- Stored data -
════
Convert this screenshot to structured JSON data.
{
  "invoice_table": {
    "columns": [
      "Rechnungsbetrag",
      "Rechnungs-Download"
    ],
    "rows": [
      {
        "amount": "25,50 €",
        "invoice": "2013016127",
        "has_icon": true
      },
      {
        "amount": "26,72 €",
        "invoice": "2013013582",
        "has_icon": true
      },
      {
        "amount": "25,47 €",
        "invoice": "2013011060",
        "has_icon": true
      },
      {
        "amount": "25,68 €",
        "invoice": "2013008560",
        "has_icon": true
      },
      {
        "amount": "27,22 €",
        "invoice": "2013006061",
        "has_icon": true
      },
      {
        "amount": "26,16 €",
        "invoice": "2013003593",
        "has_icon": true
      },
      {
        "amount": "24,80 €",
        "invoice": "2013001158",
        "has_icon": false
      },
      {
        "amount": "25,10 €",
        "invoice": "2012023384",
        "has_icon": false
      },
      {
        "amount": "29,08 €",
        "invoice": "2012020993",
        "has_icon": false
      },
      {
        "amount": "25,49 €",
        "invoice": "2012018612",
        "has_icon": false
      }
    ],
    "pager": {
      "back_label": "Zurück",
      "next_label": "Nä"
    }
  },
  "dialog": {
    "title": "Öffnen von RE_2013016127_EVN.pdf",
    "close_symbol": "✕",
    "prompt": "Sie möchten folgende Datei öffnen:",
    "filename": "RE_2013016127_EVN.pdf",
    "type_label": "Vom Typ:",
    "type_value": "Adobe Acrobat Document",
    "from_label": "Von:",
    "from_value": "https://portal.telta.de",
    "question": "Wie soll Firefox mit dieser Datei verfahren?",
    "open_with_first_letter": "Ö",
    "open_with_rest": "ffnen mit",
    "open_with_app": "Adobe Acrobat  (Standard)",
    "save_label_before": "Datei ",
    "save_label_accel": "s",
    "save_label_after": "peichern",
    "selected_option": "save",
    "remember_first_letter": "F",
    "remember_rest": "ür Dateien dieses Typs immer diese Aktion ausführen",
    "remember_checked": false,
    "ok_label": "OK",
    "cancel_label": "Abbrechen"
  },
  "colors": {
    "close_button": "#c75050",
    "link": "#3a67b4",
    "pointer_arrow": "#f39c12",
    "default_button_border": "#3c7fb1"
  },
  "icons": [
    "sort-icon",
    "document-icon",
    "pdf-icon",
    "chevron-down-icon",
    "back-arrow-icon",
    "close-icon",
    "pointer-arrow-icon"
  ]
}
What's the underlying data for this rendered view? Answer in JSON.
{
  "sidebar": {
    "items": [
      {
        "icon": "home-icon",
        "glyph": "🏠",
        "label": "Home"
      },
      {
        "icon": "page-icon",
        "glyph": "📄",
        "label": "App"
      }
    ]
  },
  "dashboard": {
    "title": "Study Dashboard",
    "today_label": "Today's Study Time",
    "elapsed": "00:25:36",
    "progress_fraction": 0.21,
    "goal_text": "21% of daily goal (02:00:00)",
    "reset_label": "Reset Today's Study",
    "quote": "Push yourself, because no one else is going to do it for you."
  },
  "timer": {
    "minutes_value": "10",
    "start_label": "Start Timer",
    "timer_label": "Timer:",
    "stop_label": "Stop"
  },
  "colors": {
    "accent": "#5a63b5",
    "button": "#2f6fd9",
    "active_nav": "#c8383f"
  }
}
════
- WHAT YOU NEED TO DO -
Type out the full listing again, exactly as given.

- EXERCISE RESPONSE -
Convert this screenshot to structured JSON data.
{
  "invoice_table": {
    "columns": [
      "Rechnungsbetrag",
      "Rechnungs-Download"
    ],
    "rows": [
      {
        "amount": "25,50 €",
        "invoice": "2013016127",
        "has_icon": true
      },
      {
        "amount": "26,72 €",
        "invoice": "2013013582",
        "has_icon": true
      },
      {
        "amount": "25,47 €",
        "invoice": "2013011060",
        "has_icon": true
      },
      {
        "amount": "25,68 €",
        "invoice": "2013008560",
        "has_icon": true
      },
      {
        "amount": "27,22 €",
        "invoice": "2013006061",
        "has_icon": true
      },
      {
        "amount": "26,16 €",
        "invoice": "2013003593",
        "has_icon": true
      },
      {
        "amount": "24,80 €",
        "invoice": "2013001158",
        "has_icon": false
      },
      {
        "amount": "25,10 €",
        "invoice": "2012023384",
        "has_icon": false
      },
      {
        "amount": "29,08 €",
        "invoice": "2012020993",
        "has_icon": false
      },
      {
        "amount": "25,49 €",
        "invoice": "2012018612",
        "has_icon": false
      }
    ],
    "pager": {
      "back_label": "Zurück",
      "next_label": "Nä"
    }
  },
  "dialog": {
    "title": "Öffnen von RE_2013016127_EVN.pdf",
    "close_symbol": "✕",
    "prompt": "Sie möchten folgende Datei öffnen:",
    "filename": "RE_2013016127_EVN.pdf",
    "type_label": "Vom Typ:",
    "type_value": "Adobe Acrobat Document",
    "from_label": "Von:",
    "from_value": "https://portal.telta.de",
    "question": "Wie soll Firefox mit dieser Datei verfahren?",
    "open_with_first_letter": "Ö",
    "open_with_rest": "ffnen mit",
    "open_with_app": "Adobe Acrobat  (Standard)",
    "save_label_before": "Datei ",
    "save_label_accel": "s",
    "save_label_after": "peichern",
    "selected_option": "save",
    "remember_first_letter": "F",
    "remember_rest": "ür Dateien dieses Typs immer diese Aktion ausführen",
    "remember_checked": false,
    "ok_label": "OK",
    "cancel_label": "Abbrechen"
  },
  "colors": {
    "close_button": "#c75050",
    "link": "#3a67b4",
    "pointer_arrow": "#f39c12",
    "default_button_border": "#3c7fb1"
  },
  "icons": [
    "sort-icon",
    "document-icon",
    "pdf-icon",
    "chevron-down-icon",
    "back-arrow-icon",
    "close-icon",
    "pointer-arrow-icon"
  ]
}
What's the underlying data for this rendered view? Answer in JSON.
{
  "sidebar": {
    "items": [
      {
        "icon": "home-icon",
        "glyph": "🏠",
        "label": "Home"
      },
      {
        "icon": "page-icon",
        "glyph": "📄",
        "label": "App"
      }
    ]
  },
  "dashboard": {
    "title": "Study Dashboard",
    "today_label": "Today's Study Time",
    "elapsed": "00:25:36",
    "progress_fraction": 0.21,
    "goal_text": "21% of daily goal (02:00:00)",
    "reset_label": "Reset Today's Study",
    "quote": "Push yourself, because no one else is going to do it for you."
  },
  "timer": {
    "minutes_value": "10",
    "start_label": "Start Timer",
    "timer_label": "Timer:",
    "stop_label": "Stop"
  },
  "colors": {
    "accent": "#5a63b5",
    "button": "#2f6fd9",
    "active_nav": "#c8383f"
  }
}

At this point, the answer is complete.